[Short task]: Show all lines holding "Učební".

━━ Provided entries

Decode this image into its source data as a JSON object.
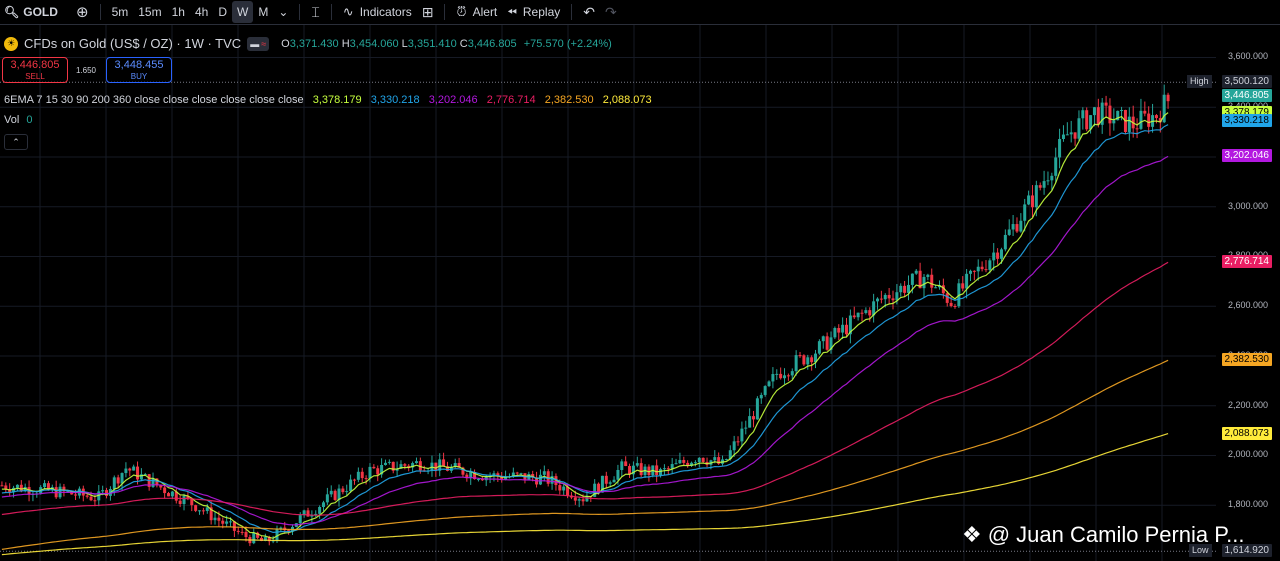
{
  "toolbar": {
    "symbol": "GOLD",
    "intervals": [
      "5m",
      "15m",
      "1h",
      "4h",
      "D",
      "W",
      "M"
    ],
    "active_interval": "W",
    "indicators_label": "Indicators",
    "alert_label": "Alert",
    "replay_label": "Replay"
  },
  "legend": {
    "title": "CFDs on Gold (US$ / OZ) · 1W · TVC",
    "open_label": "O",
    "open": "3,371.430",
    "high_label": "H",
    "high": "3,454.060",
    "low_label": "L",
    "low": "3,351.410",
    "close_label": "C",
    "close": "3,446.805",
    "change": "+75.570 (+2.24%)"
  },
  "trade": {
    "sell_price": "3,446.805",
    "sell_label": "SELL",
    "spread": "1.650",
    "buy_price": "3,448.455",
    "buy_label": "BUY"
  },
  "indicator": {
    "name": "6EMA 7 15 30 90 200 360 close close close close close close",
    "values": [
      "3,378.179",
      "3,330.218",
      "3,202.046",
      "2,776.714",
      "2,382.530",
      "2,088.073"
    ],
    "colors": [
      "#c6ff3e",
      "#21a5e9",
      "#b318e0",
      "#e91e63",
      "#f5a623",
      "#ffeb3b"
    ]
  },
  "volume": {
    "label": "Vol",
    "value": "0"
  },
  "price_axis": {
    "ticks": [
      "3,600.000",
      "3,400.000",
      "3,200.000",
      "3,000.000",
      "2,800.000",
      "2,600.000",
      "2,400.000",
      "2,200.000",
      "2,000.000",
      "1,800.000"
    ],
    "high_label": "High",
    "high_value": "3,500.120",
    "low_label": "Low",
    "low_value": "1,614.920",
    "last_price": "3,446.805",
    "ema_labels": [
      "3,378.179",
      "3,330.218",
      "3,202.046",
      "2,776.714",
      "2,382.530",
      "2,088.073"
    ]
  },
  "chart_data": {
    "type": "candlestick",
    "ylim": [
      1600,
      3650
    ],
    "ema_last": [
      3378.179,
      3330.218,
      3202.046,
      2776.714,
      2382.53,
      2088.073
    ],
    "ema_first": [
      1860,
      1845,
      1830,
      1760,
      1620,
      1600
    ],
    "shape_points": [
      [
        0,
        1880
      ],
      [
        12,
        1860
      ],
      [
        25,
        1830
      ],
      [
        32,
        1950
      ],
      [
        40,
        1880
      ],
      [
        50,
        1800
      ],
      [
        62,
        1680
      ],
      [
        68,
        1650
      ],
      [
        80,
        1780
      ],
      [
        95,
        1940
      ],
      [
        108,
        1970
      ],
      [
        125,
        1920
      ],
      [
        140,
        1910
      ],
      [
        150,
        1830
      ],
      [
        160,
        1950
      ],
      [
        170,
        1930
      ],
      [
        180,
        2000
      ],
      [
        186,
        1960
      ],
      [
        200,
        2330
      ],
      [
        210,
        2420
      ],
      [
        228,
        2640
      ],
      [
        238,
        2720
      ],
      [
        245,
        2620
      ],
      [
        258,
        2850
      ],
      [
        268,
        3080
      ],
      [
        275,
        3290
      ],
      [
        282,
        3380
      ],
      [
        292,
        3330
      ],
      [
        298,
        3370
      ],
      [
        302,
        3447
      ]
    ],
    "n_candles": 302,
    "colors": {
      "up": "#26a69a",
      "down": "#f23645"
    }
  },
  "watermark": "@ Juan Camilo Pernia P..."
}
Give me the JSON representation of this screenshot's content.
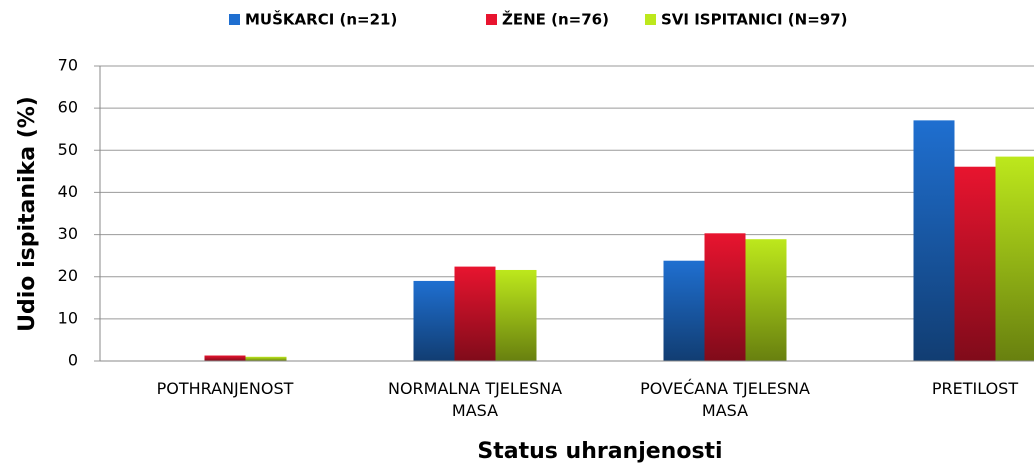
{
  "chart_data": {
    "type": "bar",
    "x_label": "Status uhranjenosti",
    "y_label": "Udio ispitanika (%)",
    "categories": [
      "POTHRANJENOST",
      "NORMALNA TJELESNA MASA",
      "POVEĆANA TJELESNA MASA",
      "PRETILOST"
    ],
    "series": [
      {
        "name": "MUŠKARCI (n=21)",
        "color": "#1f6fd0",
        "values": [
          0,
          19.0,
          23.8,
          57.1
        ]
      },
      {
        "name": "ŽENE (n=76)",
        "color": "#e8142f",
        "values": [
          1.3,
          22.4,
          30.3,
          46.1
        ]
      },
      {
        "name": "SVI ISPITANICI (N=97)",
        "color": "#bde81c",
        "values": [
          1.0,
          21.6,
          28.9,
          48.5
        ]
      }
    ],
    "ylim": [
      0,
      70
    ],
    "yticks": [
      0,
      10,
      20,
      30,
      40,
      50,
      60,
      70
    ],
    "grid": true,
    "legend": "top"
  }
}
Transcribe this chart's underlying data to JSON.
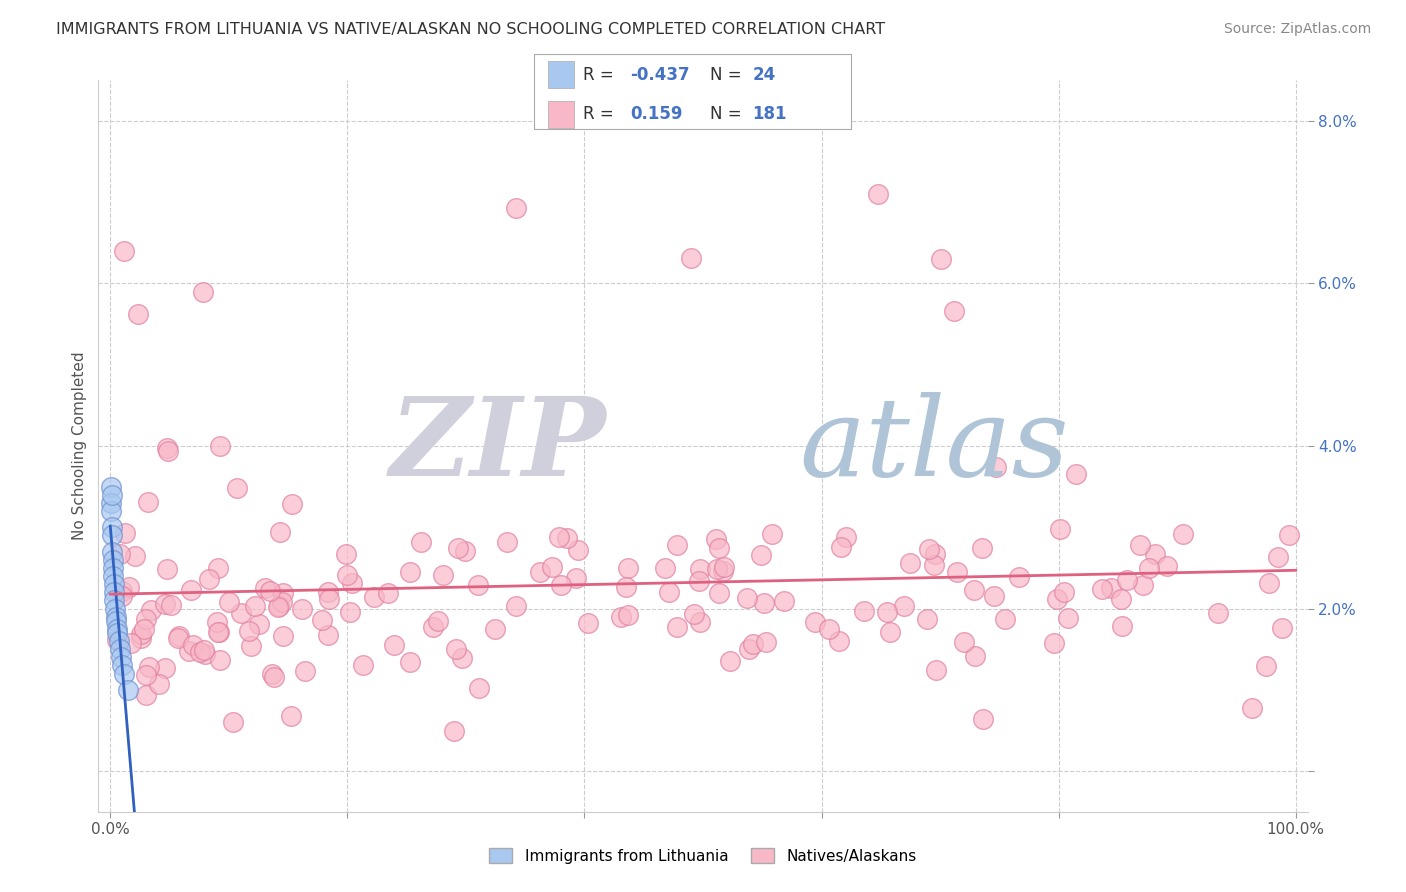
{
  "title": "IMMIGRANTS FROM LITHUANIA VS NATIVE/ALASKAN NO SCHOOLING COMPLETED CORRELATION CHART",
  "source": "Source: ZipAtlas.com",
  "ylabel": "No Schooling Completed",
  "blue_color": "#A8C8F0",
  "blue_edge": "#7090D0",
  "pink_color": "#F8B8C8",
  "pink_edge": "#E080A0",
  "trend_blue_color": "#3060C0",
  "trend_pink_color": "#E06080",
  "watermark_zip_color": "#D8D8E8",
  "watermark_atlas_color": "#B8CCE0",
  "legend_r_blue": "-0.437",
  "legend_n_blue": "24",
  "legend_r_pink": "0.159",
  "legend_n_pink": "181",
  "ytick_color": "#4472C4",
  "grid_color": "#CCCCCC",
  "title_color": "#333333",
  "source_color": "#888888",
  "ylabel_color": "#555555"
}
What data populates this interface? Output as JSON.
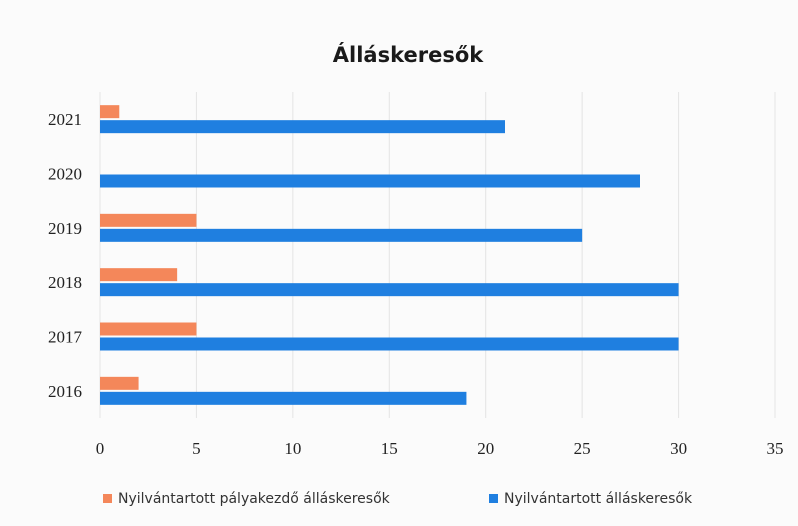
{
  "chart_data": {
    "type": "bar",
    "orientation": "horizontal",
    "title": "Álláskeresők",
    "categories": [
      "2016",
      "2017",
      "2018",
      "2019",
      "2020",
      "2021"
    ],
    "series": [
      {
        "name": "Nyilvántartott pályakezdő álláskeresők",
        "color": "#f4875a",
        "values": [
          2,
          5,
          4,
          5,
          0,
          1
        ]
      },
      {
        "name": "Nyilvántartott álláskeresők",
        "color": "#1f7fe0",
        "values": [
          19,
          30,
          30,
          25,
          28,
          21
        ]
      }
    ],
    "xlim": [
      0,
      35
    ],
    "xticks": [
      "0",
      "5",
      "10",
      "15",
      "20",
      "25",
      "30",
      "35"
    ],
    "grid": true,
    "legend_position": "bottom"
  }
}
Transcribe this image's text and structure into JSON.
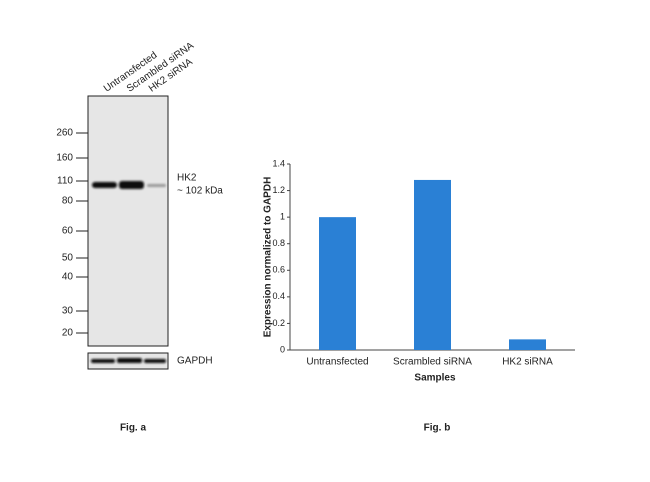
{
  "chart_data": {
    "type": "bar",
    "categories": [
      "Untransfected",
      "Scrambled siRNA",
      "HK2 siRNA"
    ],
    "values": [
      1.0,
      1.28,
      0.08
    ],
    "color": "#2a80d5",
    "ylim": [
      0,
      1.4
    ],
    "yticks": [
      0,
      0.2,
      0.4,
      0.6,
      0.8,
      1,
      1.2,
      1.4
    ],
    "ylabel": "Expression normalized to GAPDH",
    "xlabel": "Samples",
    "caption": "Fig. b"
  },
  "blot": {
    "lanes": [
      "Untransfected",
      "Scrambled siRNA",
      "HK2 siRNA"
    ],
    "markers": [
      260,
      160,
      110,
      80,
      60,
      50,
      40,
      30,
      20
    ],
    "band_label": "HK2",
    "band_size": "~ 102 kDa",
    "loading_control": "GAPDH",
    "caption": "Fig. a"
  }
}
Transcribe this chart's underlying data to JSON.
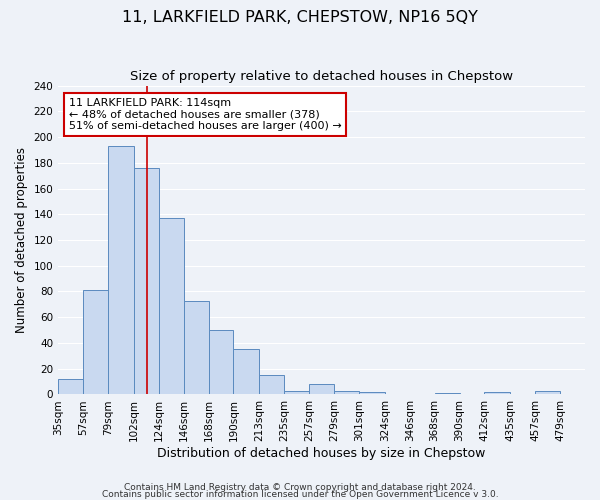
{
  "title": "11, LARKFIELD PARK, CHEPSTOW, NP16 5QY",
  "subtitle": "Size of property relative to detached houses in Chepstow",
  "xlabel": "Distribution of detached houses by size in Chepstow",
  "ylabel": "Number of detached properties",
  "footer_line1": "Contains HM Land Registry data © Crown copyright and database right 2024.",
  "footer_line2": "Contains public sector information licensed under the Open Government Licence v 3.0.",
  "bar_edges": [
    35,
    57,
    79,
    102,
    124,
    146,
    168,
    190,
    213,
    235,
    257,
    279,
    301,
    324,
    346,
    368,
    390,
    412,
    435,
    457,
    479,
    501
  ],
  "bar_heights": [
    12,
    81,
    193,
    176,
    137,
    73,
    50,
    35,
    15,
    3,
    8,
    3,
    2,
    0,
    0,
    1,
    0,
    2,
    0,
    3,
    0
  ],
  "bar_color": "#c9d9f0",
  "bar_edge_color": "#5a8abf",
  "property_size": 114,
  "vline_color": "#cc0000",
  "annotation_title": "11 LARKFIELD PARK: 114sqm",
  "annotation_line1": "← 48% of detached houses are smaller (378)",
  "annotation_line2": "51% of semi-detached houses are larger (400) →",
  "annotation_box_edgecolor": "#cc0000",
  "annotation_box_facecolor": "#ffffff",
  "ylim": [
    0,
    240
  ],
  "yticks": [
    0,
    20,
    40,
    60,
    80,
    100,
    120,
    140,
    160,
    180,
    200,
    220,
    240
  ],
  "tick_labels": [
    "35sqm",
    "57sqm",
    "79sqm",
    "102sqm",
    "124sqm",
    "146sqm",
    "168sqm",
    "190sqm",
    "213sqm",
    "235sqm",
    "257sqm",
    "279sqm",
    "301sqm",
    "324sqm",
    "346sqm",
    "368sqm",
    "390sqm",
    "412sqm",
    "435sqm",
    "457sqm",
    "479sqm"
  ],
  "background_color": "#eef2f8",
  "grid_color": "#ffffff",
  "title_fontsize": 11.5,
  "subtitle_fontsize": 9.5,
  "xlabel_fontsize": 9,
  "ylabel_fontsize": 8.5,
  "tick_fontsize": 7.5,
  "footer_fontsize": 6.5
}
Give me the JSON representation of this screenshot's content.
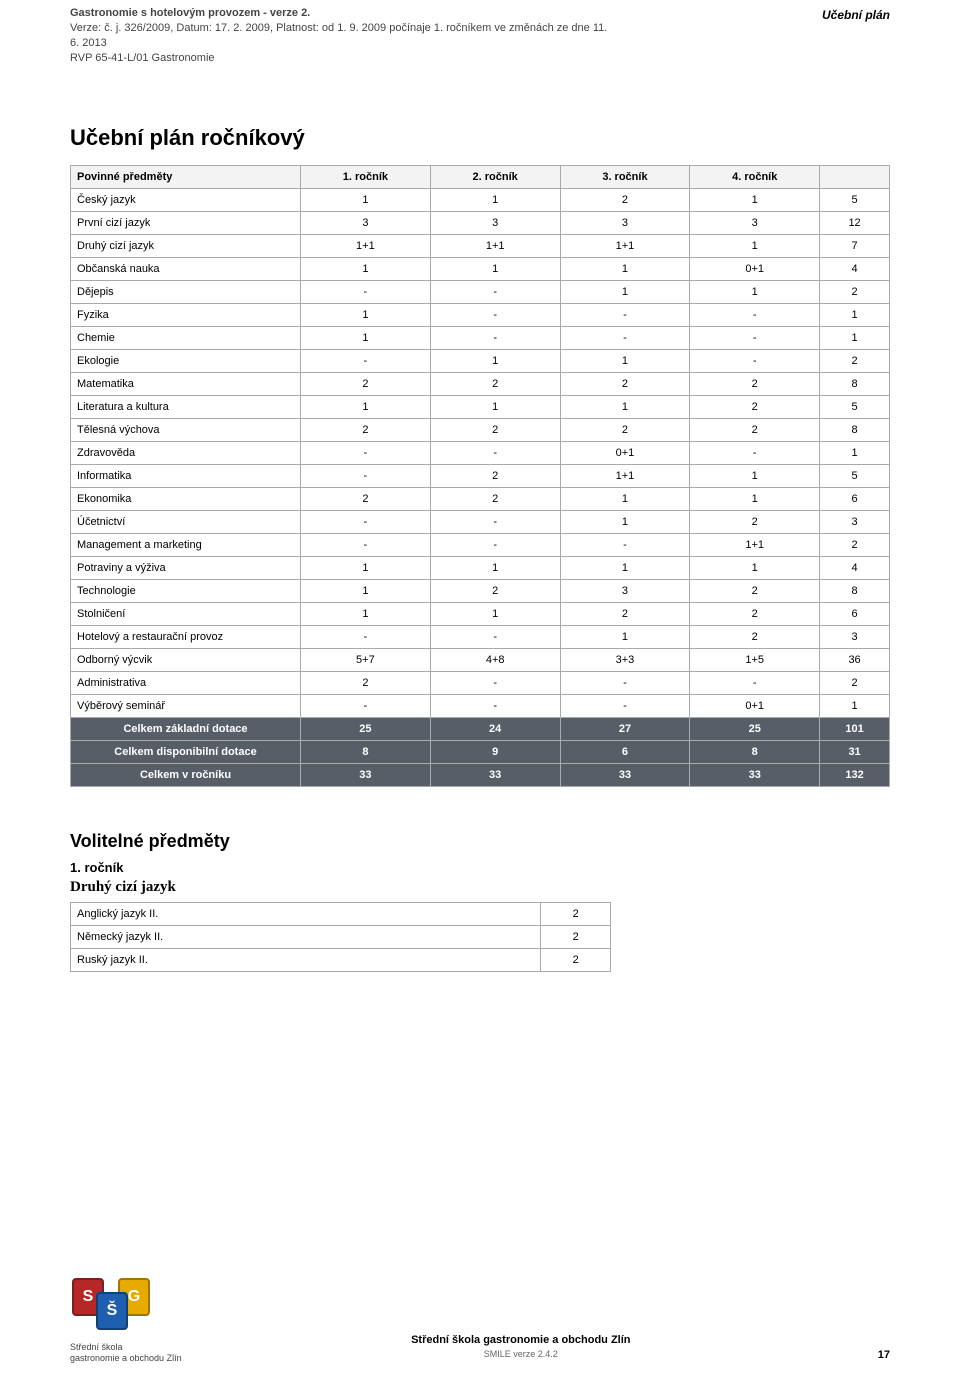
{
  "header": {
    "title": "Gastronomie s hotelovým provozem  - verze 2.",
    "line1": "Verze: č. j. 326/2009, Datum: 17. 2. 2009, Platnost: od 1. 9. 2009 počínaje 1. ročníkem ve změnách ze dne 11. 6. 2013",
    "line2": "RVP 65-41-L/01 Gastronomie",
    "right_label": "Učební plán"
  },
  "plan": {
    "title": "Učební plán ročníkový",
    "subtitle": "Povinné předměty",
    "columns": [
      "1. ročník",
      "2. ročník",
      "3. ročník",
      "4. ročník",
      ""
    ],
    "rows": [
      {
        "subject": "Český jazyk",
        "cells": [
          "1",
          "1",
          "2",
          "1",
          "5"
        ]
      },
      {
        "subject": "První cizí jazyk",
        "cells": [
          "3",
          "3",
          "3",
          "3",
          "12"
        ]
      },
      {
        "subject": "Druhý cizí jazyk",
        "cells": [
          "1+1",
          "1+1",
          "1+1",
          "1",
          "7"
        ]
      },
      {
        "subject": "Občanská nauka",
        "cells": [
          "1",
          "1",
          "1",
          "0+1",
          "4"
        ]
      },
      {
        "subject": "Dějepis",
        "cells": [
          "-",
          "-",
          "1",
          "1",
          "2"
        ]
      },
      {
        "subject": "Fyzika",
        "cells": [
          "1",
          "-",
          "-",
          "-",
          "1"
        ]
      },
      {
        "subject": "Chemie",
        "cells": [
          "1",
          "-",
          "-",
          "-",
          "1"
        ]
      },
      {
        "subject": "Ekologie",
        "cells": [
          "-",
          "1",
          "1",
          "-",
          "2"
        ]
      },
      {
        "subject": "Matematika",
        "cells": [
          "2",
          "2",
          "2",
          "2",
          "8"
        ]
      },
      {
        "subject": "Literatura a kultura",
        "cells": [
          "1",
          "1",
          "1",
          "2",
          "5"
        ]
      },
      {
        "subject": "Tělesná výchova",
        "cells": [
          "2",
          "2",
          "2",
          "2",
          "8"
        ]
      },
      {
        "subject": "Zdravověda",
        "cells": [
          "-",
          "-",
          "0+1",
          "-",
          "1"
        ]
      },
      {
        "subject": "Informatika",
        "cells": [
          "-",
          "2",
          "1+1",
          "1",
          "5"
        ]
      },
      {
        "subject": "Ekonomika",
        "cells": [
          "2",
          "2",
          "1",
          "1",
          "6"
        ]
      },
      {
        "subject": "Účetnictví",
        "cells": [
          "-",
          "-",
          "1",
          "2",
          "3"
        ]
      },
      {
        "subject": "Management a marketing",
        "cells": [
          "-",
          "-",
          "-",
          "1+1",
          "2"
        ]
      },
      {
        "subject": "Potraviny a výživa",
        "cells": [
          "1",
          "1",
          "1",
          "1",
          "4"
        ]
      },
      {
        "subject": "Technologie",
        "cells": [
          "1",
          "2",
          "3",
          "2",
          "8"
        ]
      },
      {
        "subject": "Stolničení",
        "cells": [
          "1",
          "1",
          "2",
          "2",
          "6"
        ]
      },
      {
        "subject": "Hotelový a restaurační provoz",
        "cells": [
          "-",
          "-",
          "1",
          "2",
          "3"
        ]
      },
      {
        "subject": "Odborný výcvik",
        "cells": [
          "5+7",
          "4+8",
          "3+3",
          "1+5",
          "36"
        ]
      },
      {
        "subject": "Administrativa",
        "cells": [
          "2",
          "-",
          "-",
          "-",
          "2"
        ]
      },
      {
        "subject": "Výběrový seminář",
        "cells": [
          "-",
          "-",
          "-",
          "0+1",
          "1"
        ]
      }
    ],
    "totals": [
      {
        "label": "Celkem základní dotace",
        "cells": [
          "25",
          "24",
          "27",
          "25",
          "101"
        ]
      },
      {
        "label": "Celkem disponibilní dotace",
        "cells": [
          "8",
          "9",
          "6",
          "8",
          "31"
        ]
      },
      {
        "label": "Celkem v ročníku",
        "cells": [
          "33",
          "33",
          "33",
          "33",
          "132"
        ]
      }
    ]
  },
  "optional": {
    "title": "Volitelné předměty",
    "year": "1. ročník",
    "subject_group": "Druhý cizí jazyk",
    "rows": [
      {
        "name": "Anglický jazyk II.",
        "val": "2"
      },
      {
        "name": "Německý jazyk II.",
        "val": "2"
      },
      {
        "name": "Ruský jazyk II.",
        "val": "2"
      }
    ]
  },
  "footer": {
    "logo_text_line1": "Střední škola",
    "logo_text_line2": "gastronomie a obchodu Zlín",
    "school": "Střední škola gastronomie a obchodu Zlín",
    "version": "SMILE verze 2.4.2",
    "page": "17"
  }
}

━━━━

[Output below]:
    "right_label": "Učební plán"
    "title": "Učební plán ročníkový",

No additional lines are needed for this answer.